[Records from a dataset]
#####
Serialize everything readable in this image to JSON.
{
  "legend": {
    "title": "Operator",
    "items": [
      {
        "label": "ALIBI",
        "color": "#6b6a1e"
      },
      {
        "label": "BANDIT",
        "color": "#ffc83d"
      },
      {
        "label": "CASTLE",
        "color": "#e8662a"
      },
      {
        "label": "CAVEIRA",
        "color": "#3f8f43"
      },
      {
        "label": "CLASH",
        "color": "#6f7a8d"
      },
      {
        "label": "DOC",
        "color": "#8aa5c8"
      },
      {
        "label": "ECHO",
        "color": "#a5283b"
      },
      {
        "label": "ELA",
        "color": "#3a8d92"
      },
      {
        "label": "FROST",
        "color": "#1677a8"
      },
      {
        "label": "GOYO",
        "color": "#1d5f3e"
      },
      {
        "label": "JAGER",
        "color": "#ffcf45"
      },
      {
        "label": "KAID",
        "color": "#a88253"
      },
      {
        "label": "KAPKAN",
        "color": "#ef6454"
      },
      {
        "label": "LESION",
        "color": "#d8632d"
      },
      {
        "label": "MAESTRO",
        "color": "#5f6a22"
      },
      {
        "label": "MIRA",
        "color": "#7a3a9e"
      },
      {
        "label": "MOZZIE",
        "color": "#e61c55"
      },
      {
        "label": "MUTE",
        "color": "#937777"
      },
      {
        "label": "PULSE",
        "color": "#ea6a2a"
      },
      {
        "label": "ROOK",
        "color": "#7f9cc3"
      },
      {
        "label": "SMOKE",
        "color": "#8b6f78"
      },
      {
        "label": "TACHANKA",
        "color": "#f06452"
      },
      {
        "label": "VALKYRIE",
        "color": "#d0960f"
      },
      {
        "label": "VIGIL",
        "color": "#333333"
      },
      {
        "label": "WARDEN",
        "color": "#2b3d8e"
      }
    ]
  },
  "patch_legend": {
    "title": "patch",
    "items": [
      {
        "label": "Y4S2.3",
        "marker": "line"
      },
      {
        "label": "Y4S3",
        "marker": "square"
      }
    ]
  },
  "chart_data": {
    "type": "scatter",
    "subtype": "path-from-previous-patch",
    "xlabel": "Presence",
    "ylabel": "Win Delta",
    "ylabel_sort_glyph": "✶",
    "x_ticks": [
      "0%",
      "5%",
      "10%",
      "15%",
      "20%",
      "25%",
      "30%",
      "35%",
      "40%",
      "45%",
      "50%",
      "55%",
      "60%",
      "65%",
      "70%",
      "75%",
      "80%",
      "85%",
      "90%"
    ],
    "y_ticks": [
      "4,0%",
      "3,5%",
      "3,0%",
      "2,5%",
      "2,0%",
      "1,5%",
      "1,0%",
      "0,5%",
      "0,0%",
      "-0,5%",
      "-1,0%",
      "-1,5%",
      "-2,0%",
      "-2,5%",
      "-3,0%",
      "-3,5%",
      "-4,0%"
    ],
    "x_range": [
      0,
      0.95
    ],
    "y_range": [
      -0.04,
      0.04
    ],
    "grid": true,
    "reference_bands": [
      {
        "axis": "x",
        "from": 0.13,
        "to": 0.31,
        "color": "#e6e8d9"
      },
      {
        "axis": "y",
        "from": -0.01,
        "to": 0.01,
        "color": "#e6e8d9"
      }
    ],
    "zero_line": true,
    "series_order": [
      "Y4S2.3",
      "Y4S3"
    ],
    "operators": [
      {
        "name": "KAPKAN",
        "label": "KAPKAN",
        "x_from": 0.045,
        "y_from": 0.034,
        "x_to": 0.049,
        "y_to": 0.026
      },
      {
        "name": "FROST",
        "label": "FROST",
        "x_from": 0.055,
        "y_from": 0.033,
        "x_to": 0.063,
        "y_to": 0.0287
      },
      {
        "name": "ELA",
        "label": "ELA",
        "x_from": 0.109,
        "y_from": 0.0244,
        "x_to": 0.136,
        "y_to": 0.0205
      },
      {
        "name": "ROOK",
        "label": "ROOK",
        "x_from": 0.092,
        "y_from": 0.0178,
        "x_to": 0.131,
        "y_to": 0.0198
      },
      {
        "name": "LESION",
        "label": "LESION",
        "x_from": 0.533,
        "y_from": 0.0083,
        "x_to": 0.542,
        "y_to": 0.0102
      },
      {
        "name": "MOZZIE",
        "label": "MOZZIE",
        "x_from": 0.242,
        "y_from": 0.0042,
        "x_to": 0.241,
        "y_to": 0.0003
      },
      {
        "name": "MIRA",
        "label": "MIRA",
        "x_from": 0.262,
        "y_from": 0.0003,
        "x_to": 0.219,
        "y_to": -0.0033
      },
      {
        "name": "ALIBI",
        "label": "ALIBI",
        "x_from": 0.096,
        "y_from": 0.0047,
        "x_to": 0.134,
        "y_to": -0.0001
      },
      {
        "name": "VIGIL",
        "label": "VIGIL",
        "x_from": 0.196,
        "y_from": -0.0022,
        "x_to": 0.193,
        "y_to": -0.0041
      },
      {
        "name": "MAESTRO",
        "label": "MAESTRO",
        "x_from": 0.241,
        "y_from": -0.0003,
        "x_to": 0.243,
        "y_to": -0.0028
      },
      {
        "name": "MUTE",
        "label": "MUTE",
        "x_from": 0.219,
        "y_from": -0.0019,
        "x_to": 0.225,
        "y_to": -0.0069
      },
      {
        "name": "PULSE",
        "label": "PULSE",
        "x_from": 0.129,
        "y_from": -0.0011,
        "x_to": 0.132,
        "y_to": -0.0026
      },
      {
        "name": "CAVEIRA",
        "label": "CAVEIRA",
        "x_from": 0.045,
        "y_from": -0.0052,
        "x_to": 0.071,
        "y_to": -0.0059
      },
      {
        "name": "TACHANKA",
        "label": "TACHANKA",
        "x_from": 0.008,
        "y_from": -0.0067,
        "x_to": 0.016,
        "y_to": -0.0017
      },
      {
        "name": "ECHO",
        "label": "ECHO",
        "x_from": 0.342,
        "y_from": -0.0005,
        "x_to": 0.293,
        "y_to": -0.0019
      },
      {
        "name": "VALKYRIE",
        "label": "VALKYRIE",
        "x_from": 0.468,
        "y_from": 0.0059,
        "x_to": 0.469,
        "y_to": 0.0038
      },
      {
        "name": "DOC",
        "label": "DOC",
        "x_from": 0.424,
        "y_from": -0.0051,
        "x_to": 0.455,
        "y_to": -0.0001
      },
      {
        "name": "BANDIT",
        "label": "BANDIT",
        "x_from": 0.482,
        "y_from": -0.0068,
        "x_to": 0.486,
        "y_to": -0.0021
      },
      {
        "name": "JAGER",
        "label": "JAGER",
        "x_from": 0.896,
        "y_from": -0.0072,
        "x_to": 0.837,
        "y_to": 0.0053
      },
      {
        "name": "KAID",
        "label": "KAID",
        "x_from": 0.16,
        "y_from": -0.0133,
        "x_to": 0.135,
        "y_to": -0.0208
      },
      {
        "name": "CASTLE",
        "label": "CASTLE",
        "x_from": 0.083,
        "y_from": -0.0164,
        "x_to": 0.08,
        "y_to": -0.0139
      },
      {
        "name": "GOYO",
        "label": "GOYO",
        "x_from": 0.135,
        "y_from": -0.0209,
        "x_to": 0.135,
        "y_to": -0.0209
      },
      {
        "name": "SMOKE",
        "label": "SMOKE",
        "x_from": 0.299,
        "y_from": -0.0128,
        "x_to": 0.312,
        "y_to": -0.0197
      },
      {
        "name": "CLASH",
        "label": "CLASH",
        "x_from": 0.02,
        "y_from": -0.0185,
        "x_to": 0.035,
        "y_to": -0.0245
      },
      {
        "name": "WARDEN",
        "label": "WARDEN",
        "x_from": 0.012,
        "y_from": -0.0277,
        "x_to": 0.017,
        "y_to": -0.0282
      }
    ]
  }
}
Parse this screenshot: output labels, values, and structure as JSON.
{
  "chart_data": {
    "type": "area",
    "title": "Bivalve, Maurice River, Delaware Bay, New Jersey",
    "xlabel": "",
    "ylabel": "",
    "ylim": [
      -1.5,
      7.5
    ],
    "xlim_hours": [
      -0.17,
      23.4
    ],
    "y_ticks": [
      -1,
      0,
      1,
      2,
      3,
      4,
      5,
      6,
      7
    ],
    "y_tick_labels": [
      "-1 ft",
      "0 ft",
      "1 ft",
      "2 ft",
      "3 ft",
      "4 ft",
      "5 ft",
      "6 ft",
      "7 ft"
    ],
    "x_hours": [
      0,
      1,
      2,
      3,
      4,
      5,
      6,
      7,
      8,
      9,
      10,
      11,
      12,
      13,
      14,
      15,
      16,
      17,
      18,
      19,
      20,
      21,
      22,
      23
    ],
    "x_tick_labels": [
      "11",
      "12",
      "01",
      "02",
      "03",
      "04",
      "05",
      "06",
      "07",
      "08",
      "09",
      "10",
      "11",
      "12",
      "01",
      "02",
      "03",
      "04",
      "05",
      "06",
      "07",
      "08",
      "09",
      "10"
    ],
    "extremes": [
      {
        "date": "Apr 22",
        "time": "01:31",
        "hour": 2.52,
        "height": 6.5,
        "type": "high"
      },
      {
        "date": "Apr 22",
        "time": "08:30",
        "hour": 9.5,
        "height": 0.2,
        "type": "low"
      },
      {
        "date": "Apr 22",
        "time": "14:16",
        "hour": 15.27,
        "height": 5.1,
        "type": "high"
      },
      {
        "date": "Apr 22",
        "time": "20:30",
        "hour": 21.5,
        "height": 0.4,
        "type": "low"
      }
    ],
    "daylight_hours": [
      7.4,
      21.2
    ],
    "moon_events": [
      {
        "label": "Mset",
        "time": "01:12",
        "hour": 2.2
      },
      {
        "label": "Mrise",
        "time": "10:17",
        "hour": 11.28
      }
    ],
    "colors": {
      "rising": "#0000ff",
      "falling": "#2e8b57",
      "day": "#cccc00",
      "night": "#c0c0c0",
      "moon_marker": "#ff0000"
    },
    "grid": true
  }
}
#####
REQUIRED TASK
Search the entries for the word "JSON", then gather every line that has it.

RESPONSE FOR THIS EXERCISE
Serialize everything readable in this image to JSON.
Parse this screenshot: output labels, values, and structure as JSON.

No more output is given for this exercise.